Goal: Select all lines holding the word "food" from the entries that follow.

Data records
....

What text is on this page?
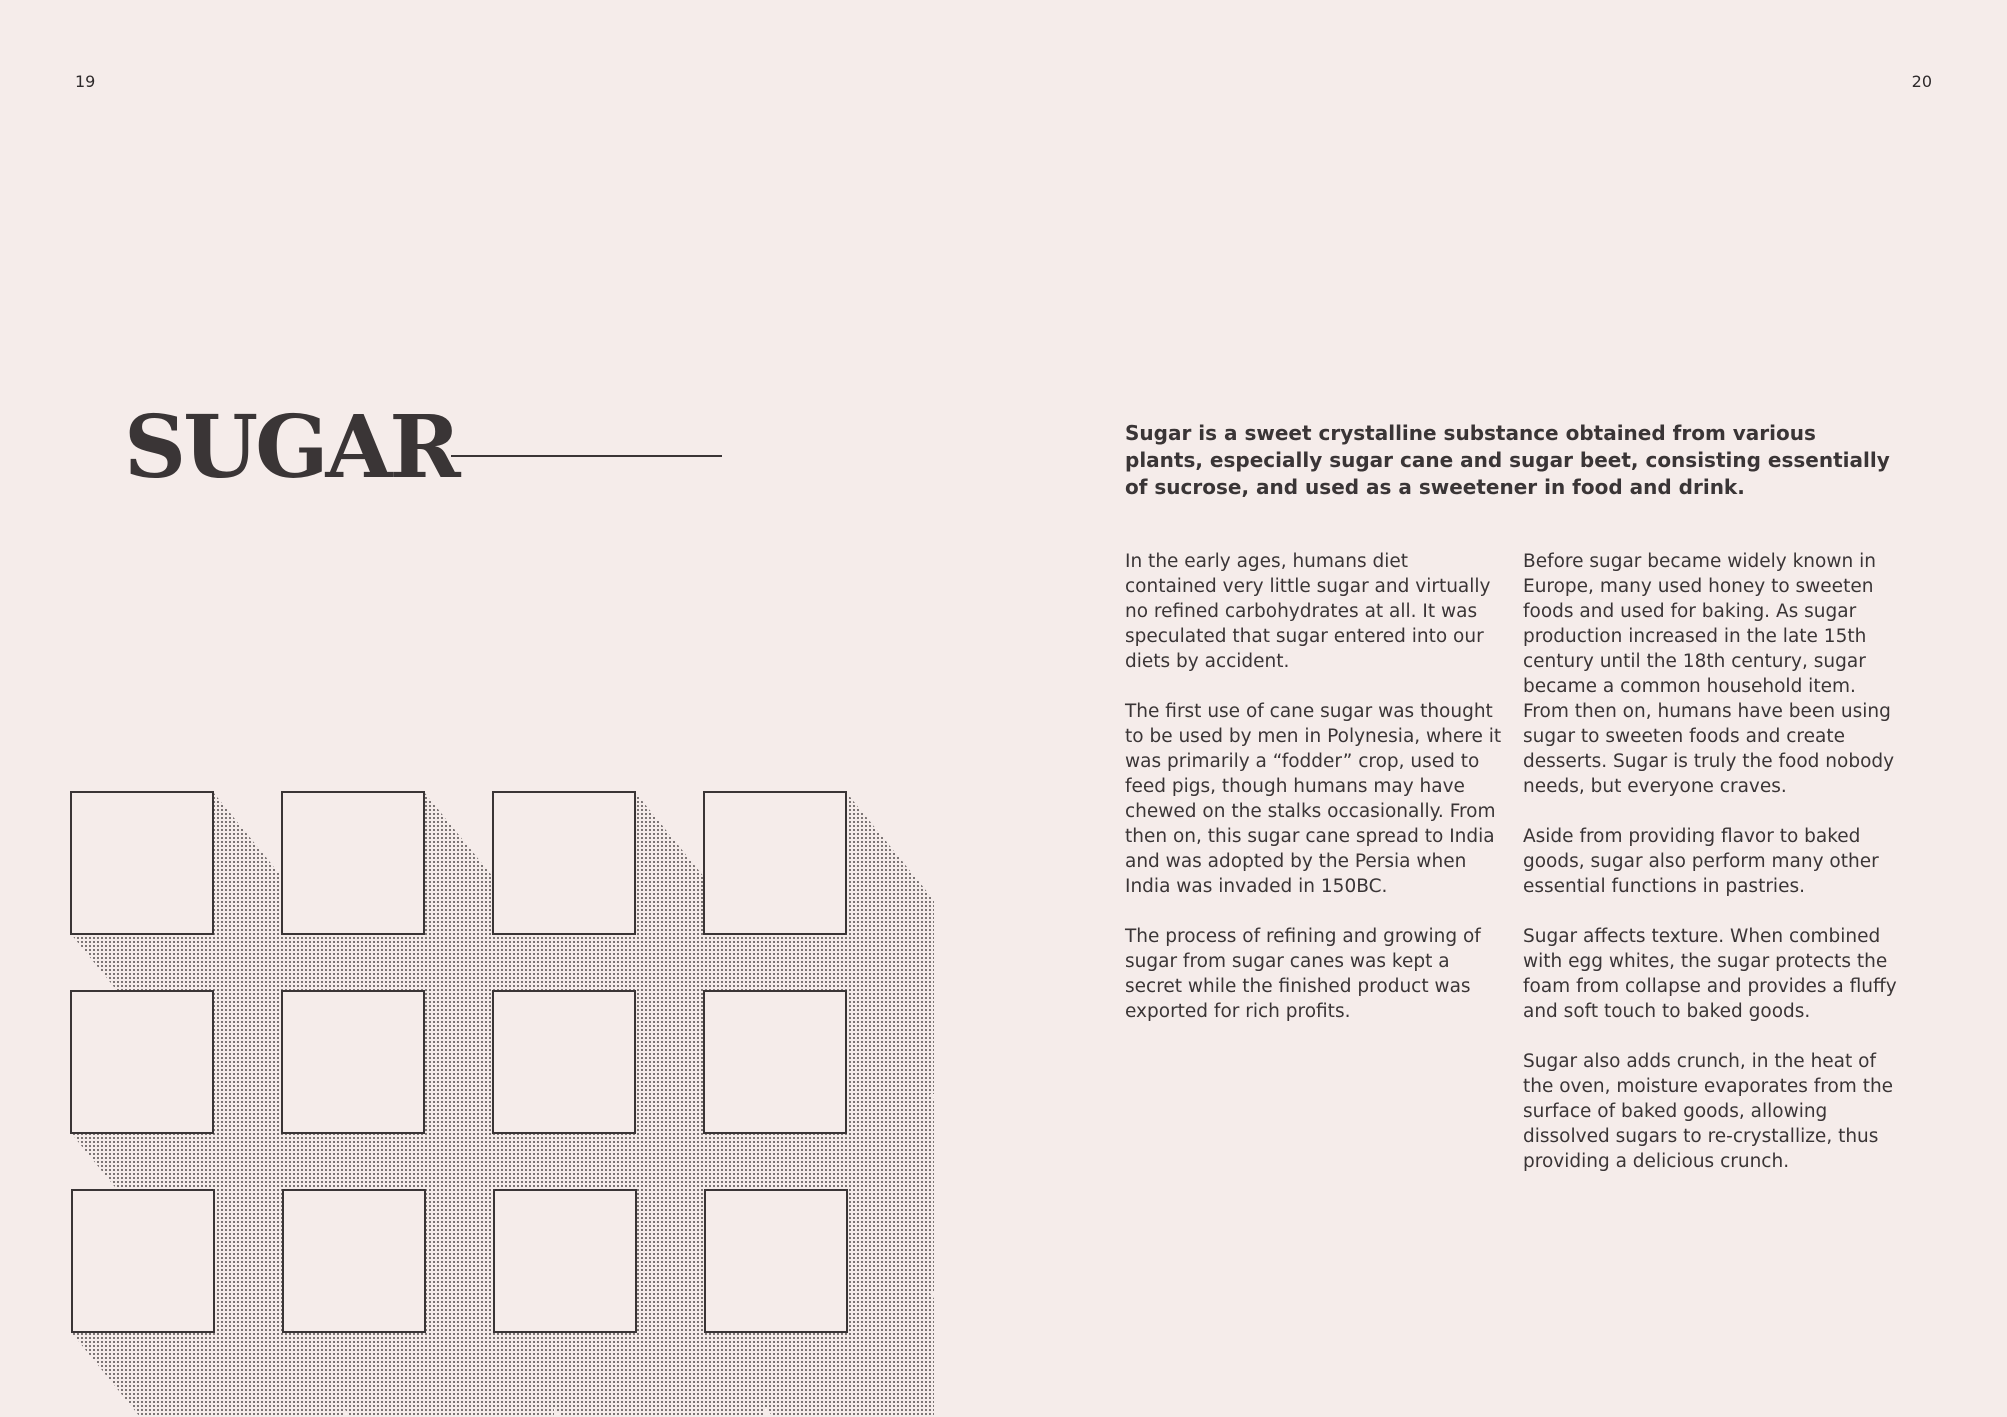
19	20
SUGAR	Sugar is a sweet crystalline substance obtained from various plants, especially sugar cane and sugar beet, consisting essentially of sucrose, and used as a sweetener in food and drink.

In the early ages, humans diet contained very little sugar and virtually no refined carbohydrates at all. It was speculated that sugar entered into our diets by accident.

The first use of cane sugar was thought to be used by men in Polynesia, where it was primarily a “fodder” crop, used to feed pigs, though humans may have chewed on the stalks occasionally. From then on, this sugar cane spread to India and was adopted by the Persia when India was invaded in 150BC.

The process of refining and growing of sugar from sugar canes was kept a secret while the finished product was exported for rich profits.

Before sugar became widely known in Europe, many used honey to sweeten foods and used for baking. As sugar production increased in the late 15th century until the 18th century, sugar became a common household item. From then on, humans have been using sugar to sweeten foods and create desserts. Sugar is truly the food nobody needs, but everyone craves.

Aside from providing flavor to baked goods, sugar also perform many other essential functions in pastries.

Sugar affects texture. When combined with egg whites, the sugar protects the foam from collapse and provides a fluffy and soft touch to baked goods.

Sugar also adds crunch, in the heat of the oven, moisture evaporates from the surface of baked goods, allowing dissolved sugars to re-crystallize, thus providing a delicious crunch.
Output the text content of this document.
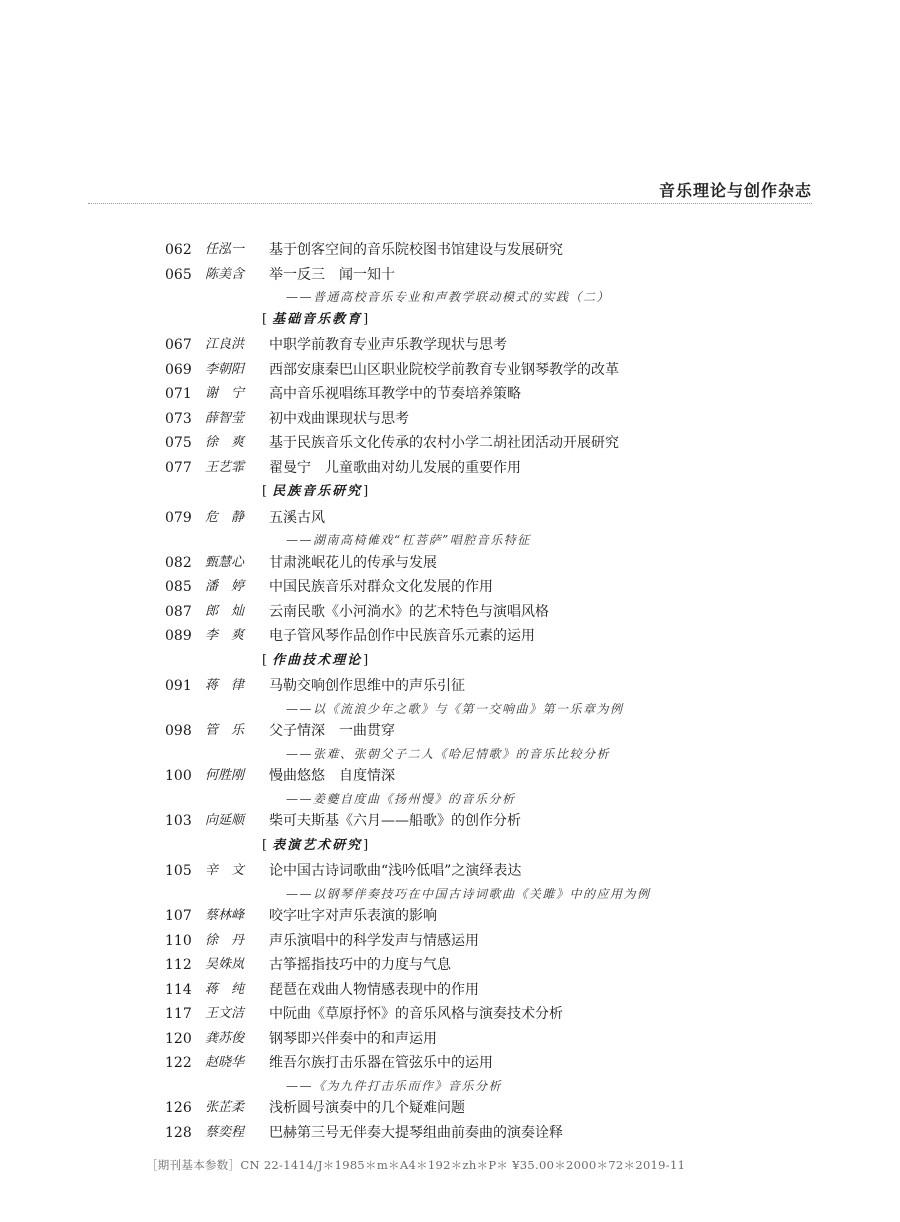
音乐理论与创作杂志
062 任泓一 基于创客空间的音乐院校图书馆建设与发展研究
065 陈美含 举一反三　闻一知十
——普通高校音乐专业和声教学联动模式的实践（二）
[ 基础音乐教育 ]
067 江良洪 中职学前教育专业声乐教学现状与思考
069 李朝阳 西部安康秦巴山区职业院校学前教育专业钢琴教学的改革
071 谢　宁 高中音乐视唱练耳教学中的节奏培养策略
073 薛智莹 初中戏曲课现状与思考
075 徐　爽 基于民族音乐文化传承的农村小学二胡社团活动开展研究
077 王艺霏 翟曼宁　儿童歌曲对幼儿发展的重要作用
[ 民族音乐研究 ]
079 危　静 五溪古风
——湖南高椅傩戏“杠菩萨”唱腔音乐特征
082 甄慧心 甘肃洮岷花儿的传承与发展
085 潘　婷 中国民族音乐对群众文化发展的作用
087 郎　灿 云南民歌《小河淌水》的艺术特色与演唱风格
089 李　爽 电子管风琴作品创作中民族音乐元素的运用
[ 作曲技术理论 ]
091 蒋　律 马勒交响创作思维中的声乐引征
——以《流浪少年之歌》与《第一交响曲》第一乐章为例
098 管　乐 父子情深　一曲贯穿
——张难、张朝父子二人《哈尼情歌》的音乐比较分析
100 何胜刚 慢曲悠悠　自度情深
——姜夔自度曲《扬州慢》的音乐分析
103 向延顺 柴可夫斯基《六月——船歌》的创作分析
[ 表演艺术研究 ]
105 辛　文 论中国古诗词歌曲“浅吟低唱”之演绎表达
——以钢琴伴奏技巧在中国古诗词歌曲《关雎》中的应用为例
107 蔡林峰 咬字吐字对声乐表演的影响
110 徐　丹 声乐演唱中的科学发声与情感运用
112 吴姝岚 古筝摇指技巧中的力度与气息
114 蒋　纯 琵琶在戏曲人物情感表现中的作用
117 王文洁 中阮曲《草原抒怀》的音乐风格与演奏技术分析
120 龚苏俊 钢琴即兴伴奏中的和声运用
122 赵晓华 维吾尔族打击乐器在管弦乐中的运用
——《为九件打击乐而作》音乐分析
126 张芷柔 浅析圆号演奏中的几个疑难问题
128 蔡奕程 巴赫第三号无伴奏大提琴组曲前奏曲的演奏诠释
［期刊基本参数］CN 22-1414/J＊1985＊m＊A4＊192＊zh＊P＊ ¥35.00＊2000＊72＊2019-11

....

Reply to the task:
SUGAR	Sugar is a sweet crystalline substance obtained from various plants, especially sugar cane and sugar beet, consisting essentially of sucrose, and used as a sweetener in food and drink.
Before sugar became widely known in Europe, many used honey to sweeten foods and used for baking. As sugar production increased in the late 15th century until the 18th century, sugar became a common household item. From then on, humans have been using sugar to sweeten foods and create desserts. Sugar is truly the food nobody needs, but everyone craves.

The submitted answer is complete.